Stored data entries
_____
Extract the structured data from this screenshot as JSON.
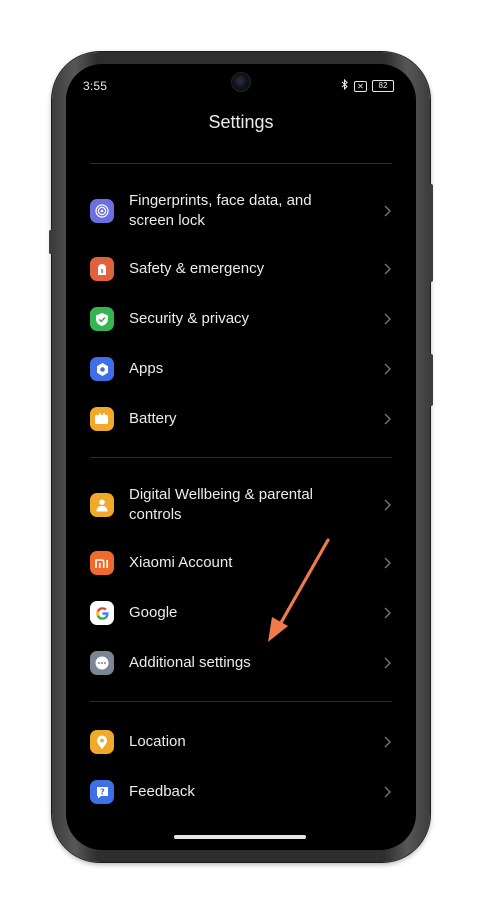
{
  "status_bar": {
    "time": "3:55",
    "battery": "82"
  },
  "page": {
    "title": "Settings"
  },
  "sections": [
    {
      "items": [
        {
          "label": "Fingerprints, face data, and screen lock",
          "icon": "fingerprint-icon",
          "color": "#6b6fe0"
        },
        {
          "label": "Safety & emergency",
          "icon": "emergency-icon",
          "color": "#e0623a"
        },
        {
          "label": "Security & privacy",
          "icon": "shield-check-icon",
          "color": "#35b552"
        },
        {
          "label": "Apps",
          "icon": "apps-icon",
          "color": "#3f6fe6"
        },
        {
          "label": "Battery",
          "icon": "battery-icon",
          "color": "#f0a92b"
        }
      ]
    },
    {
      "items": [
        {
          "label": "Digital Wellbeing & parental controls",
          "icon": "wellbeing-icon",
          "color": "#f0a92b"
        },
        {
          "label": "Xiaomi Account",
          "icon": "xiaomi-icon",
          "color": "#ef6a2c"
        },
        {
          "label": "Google",
          "icon": "google-icon",
          "color": "#ffffff"
        },
        {
          "label": "Additional settings",
          "icon": "more-dots-icon",
          "color": "#7c8594"
        }
      ]
    },
    {
      "items": [
        {
          "label": "Location",
          "icon": "location-pin-icon",
          "color": "#f0a92b"
        },
        {
          "label": "Feedback",
          "icon": "feedback-icon",
          "color": "#3f6fe6"
        }
      ]
    }
  ],
  "annotation": {
    "arrow_color": "#f07a4e"
  }
}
_____
Omit the pictures. Output every record above word for word.

• **Expected answer**:
Extract the structured data from this screenshot as JSON.
{
  "status_bar": {
    "time": "3:55",
    "battery": "82"
  },
  "page": {
    "title": "Settings"
  },
  "sections": [
    {
      "items": [
        {
          "label": "Fingerprints, face data, and screen lock",
          "icon": "fingerprint-icon",
          "color": "#6b6fe0"
        },
        {
          "label": "Safety & emergency",
          "icon": "emergency-icon",
          "color": "#e0623a"
        },
        {
          "label": "Security & privacy",
          "icon": "shield-check-icon",
          "color": "#35b552"
        },
        {
          "label": "Apps",
          "icon": "apps-icon",
          "color": "#3f6fe6"
        },
        {
          "label": "Battery",
          "icon": "battery-icon",
          "color": "#f0a92b"
        }
      ]
    },
    {
      "items": [
        {
          "label": "Digital Wellbeing & parental controls",
          "icon": "wellbeing-icon",
          "color": "#f0a92b"
        },
        {
          "label": "Xiaomi Account",
          "icon": "xiaomi-icon",
          "color": "#ef6a2c"
        },
        {
          "label": "Google",
          "icon": "google-icon",
          "color": "#ffffff"
        },
        {
          "label": "Additional settings",
          "icon": "more-dots-icon",
          "color": "#7c8594"
        }
      ]
    },
    {
      "items": [
        {
          "label": "Location",
          "icon": "location-pin-icon",
          "color": "#f0a92b"
        },
        {
          "label": "Feedback",
          "icon": "feedback-icon",
          "color": "#3f6fe6"
        }
      ]
    }
  ],
  "annotation": {
    "arrow_color": "#f07a4e"
  }
}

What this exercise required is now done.